**Data provided**
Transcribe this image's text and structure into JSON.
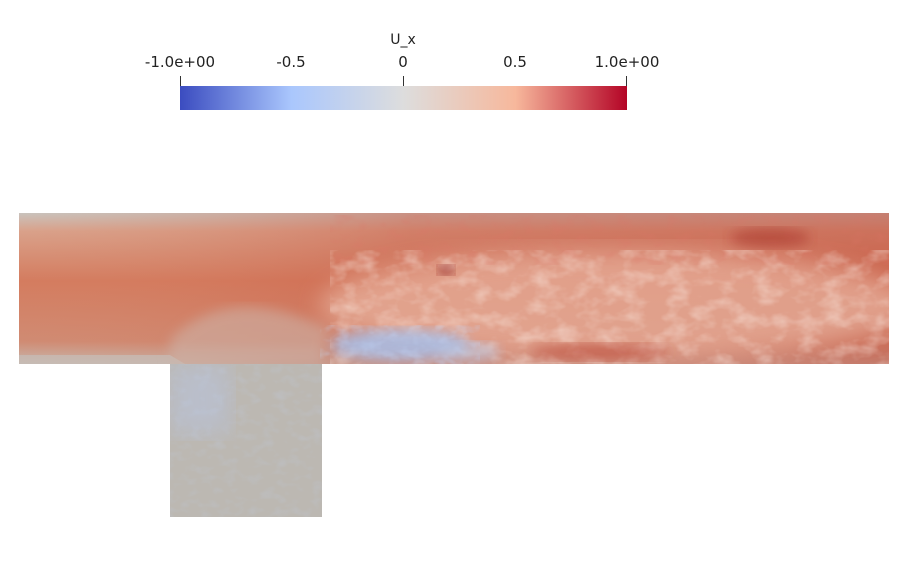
{
  "colorbar": {
    "title": "U_x",
    "ticks": [
      "-1.0e+00",
      "-0.5",
      "0",
      "0.5",
      "1.0e+00"
    ],
    "range": [
      -1.0,
      1.0
    ],
    "colors": [
      "#3b4cc0",
      "#aac7fd",
      "#dddddd",
      "#f7b89c",
      "#b40426"
    ]
  },
  "field": {
    "background": "#ffffff",
    "base_color": "#bcb8b2"
  }
}
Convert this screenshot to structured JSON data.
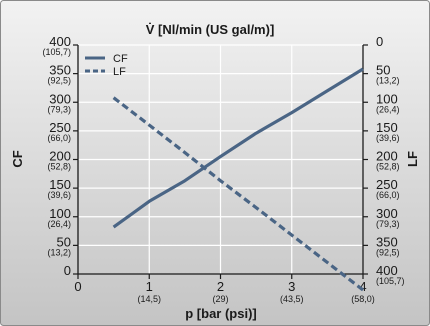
{
  "chart_data": {
    "type": "line",
    "title": "V̇ [Nl/min (US gal/m)]",
    "xlabel": "p [bar (psi)]",
    "ylabel_left": "CF",
    "ylabel_right": "LF",
    "xlim": [
      0,
      4
    ],
    "ylim_left": [
      0,
      400
    ],
    "ylim_right": [
      0,
      400
    ],
    "right_axis_inverted": true,
    "x_ticks": [
      {
        "v": 0,
        "main": "0",
        "sub": ""
      },
      {
        "v": 1,
        "main": "1",
        "sub": "(14,5)"
      },
      {
        "v": 2,
        "main": "2",
        "sub": "(29)"
      },
      {
        "v": 3,
        "main": "3",
        "sub": "(43,5)"
      },
      {
        "v": 4,
        "main": "4",
        "sub": "(58,0)"
      }
    ],
    "left_ticks": [
      {
        "v": 400,
        "main": "400",
        "sub": "(105,7)"
      },
      {
        "v": 350,
        "main": "350",
        "sub": "(92,5)"
      },
      {
        "v": 300,
        "main": "300",
        "sub": "(79,3)"
      },
      {
        "v": 250,
        "main": "250",
        "sub": "(66,0)"
      },
      {
        "v": 200,
        "main": "200",
        "sub": "(52,8)"
      },
      {
        "v": 150,
        "main": "150",
        "sub": "(39,6)"
      },
      {
        "v": 100,
        "main": "100",
        "sub": "(26,4)"
      },
      {
        "v": 50,
        "main": "50",
        "sub": "(13,2)"
      },
      {
        "v": 0,
        "main": "0",
        "sub": ""
      }
    ],
    "right_ticks": [
      {
        "v": 0,
        "main": "0",
        "sub": ""
      },
      {
        "v": 50,
        "main": "50",
        "sub": "(13,2)"
      },
      {
        "v": 100,
        "main": "100",
        "sub": "(26,4)"
      },
      {
        "v": 150,
        "main": "150",
        "sub": "(39,6)"
      },
      {
        "v": 200,
        "main": "200",
        "sub": "(52,8)"
      },
      {
        "v": 250,
        "main": "250",
        "sub": "(66,0)"
      },
      {
        "v": 300,
        "main": "300",
        "sub": "(79,3)"
      },
      {
        "v": 350,
        "main": "350",
        "sub": "(92,5)"
      },
      {
        "v": 400,
        "main": "400",
        "sub": "(105,7)"
      }
    ],
    "grid": true,
    "legend_placement": "top-left",
    "series": [
      {
        "name": "CF",
        "axis": "left",
        "style": "solid",
        "color": "#4a6585",
        "x": [
          0.5,
          1.0,
          1.5,
          2.0,
          2.5,
          3.0,
          3.5,
          4.0
        ],
        "y": [
          82,
          127,
          163,
          205,
          246,
          282,
          320,
          358
        ]
      },
      {
        "name": "LF",
        "axis": "right",
        "style": "dashed",
        "color": "#4a6585",
        "x": [
          0.5,
          1.0,
          1.5,
          2.0,
          2.5,
          3.0,
          3.5,
          4.0
        ],
        "y": [
          92,
          140,
          188,
          237,
          284,
          332,
          380,
          428
        ]
      }
    ]
  },
  "colors": {
    "background_top": "#f2f2f2",
    "background_bottom": "#c4c4c4",
    "frame": "#8a8a8a",
    "grid": "#ffffff",
    "line": "#4a6585"
  }
}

**Task statement**
Pick out every line above that contains the word "this" and copy it.

**Completed exercise**
Transcribe this image's text and structure into JSON.
Convert this screenshot to structured JSON data.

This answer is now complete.